** Start GIVEN RECORDS **

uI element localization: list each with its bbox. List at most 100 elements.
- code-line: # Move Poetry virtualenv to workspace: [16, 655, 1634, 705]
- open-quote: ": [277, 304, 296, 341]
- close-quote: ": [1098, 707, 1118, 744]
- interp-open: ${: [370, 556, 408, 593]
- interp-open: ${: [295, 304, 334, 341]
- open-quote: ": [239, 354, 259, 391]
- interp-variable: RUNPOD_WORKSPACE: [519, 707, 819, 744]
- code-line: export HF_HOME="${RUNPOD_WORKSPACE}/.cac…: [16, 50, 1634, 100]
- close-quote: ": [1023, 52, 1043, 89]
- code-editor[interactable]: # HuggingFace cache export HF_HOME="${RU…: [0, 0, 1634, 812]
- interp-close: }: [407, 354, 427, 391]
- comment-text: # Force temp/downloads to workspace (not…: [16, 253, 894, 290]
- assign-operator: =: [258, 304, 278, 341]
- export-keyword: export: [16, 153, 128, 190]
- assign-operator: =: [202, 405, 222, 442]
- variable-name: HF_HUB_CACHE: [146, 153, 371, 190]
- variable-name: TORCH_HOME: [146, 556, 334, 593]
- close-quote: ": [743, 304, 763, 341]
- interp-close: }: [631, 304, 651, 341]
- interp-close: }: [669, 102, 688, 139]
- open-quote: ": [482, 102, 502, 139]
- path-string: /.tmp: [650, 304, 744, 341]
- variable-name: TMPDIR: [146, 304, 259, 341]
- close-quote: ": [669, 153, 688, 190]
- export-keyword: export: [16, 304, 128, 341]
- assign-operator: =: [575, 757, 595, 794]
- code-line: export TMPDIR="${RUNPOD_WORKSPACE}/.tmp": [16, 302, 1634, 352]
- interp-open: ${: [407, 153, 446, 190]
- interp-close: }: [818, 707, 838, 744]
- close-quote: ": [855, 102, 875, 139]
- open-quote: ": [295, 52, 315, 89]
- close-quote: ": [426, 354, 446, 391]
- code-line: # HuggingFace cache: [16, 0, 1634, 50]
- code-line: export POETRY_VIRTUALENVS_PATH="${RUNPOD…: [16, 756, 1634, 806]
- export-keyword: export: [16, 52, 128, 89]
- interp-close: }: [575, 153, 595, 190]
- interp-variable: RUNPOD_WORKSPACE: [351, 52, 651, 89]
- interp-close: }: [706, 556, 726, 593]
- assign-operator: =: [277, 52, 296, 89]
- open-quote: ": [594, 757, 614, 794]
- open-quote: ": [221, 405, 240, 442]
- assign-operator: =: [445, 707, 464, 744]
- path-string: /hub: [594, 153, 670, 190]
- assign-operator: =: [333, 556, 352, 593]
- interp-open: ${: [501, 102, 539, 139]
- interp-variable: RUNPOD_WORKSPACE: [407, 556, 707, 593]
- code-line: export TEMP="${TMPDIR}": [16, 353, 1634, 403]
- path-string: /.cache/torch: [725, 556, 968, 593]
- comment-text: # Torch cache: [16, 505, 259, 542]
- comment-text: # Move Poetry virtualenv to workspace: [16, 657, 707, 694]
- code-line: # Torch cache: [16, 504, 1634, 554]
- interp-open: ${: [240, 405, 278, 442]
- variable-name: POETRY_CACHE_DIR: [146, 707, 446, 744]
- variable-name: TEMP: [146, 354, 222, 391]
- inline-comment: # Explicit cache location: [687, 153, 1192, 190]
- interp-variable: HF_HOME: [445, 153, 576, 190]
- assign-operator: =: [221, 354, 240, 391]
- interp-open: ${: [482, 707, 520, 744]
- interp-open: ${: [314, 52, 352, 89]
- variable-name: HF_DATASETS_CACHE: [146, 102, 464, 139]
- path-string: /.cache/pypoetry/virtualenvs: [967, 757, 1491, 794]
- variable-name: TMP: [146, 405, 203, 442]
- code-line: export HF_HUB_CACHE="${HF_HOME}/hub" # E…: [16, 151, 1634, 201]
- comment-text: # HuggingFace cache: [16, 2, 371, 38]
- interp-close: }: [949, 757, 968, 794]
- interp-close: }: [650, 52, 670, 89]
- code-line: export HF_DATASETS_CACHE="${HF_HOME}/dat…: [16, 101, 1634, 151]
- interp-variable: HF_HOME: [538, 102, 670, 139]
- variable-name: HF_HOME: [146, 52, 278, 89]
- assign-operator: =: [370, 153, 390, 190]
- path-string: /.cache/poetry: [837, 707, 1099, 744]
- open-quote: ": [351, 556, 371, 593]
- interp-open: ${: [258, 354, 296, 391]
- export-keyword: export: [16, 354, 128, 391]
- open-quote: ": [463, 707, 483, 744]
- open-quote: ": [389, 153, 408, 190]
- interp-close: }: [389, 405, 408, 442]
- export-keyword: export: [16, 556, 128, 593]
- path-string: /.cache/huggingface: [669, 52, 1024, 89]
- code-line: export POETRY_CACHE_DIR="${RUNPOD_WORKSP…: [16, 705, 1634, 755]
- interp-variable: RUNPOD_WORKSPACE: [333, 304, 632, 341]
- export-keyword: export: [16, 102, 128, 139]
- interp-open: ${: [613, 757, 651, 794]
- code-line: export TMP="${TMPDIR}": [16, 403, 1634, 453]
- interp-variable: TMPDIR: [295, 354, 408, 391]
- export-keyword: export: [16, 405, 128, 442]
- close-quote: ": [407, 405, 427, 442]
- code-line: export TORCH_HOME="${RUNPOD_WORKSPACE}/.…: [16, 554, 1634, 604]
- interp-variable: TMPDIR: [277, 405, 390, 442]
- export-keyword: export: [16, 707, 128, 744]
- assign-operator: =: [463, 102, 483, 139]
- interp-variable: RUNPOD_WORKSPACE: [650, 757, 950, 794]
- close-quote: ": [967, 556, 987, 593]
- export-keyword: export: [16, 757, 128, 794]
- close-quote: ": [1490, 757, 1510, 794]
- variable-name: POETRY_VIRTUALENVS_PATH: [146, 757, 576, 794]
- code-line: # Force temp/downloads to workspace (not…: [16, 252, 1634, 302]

** End GIVEN RECORDS **

WRITTEN INSTRUCTION:
Extract the material from its first line up to and including the line with "- interp-variable: RUNPOD_WORKSPACE: [519, 707, 819, 744]", and reproduce every line unchanged.

ANSWER TO THIS PROBLEM:
uI element localization: list each with its bbox. List at most 100 elements.
- code-line: # Move Poetry virtualenv to workspace: [16, 655, 1634, 705]
- open-quote: ": [277, 304, 296, 341]
- close-quote: ": [1098, 707, 1118, 744]
- interp-open: ${: [370, 556, 408, 593]
- interp-open: ${: [295, 304, 334, 341]
- open-quote: ": [239, 354, 259, 391]
- interp-variable: RUNPOD_WORKSPACE: [519, 707, 819, 744]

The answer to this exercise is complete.